** Start Data extract **

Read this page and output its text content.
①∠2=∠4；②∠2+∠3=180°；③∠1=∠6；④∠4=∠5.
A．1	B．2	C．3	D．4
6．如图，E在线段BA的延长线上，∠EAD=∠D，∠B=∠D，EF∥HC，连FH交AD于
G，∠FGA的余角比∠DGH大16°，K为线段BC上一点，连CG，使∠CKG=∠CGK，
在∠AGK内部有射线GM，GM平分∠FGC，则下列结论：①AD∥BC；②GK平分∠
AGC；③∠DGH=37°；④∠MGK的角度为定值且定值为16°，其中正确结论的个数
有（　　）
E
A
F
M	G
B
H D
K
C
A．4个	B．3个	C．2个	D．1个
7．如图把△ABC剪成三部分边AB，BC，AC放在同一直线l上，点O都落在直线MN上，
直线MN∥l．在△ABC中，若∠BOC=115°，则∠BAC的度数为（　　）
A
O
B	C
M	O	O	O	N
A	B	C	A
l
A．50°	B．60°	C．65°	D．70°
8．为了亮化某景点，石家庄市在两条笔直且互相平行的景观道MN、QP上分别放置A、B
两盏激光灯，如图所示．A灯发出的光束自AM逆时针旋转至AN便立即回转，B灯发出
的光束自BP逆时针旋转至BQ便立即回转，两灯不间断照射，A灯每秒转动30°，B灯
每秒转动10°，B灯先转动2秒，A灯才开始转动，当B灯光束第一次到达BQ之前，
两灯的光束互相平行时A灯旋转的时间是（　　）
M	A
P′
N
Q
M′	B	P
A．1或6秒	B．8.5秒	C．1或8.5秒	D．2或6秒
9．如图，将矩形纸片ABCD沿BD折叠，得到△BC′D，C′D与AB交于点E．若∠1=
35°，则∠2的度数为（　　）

** End Data extract **

=== Given request ===
Retype the entries one by one, exactly.

=== Solution ===
Read this page and output its text content.
①∠2=∠4；②∠2+∠3=180°；③∠1=∠6；④∠4=∠5.
A．1	B．2	C．3	D．4
6．如图，E在线段BA的延长线上，∠EAD=∠D，∠B=∠D，EF∥HC，连FH交AD于
G，∠FGA的余角比∠DGH大16°，K为线段BC上一点，连CG，使∠CKG=∠CGK，
在∠AGK内部有射线GM，GM平分∠FGC，则下列结论：①AD∥BC；②GK平分∠
AGC；③∠DGH=37°；④∠MGK的角度为定值且定值为16°，其中正确结论的个数
有（　　）
E
A
F
M	G
B
H D
K
C
A．4个	B．3个	C．2个	D．1个
7．如图把△ABC剪成三部分边AB，BC，AC放在同一直线l上，点O都落在直线MN上，
直线MN∥l．在△ABC中，若∠BOC=115°，则∠BAC的度数为（　　）
A
O
B	C
M	O	O	O	N
A	B	C	A
l
A．50°	B．60°	C．65°	D．70°
8．为了亮化某景点，石家庄市在两条笔直且互相平行的景观道MN、QP上分别放置A、B
两盏激光灯，如图所示．A灯发出的光束自AM逆时针旋转至AN便立即回转，B灯发出
的光束自BP逆时针旋转至BQ便立即回转，两灯不间断照射，A灯每秒转动30°，B灯
每秒转动10°，B灯先转动2秒，A灯才开始转动，当B灯光束第一次到达BQ之前，
两灯的光束互相平行时A灯旋转的时间是（　　）
M	A
P′
N
Q
M′	B	P
A．1或6秒	B．8.5秒	C．1或8.5秒	D．2或6秒
9．如图，将矩形纸片ABCD沿BD折叠，得到△BC′D，C′D与AB交于点E．若∠1=
35°，则∠2的度数为（　　）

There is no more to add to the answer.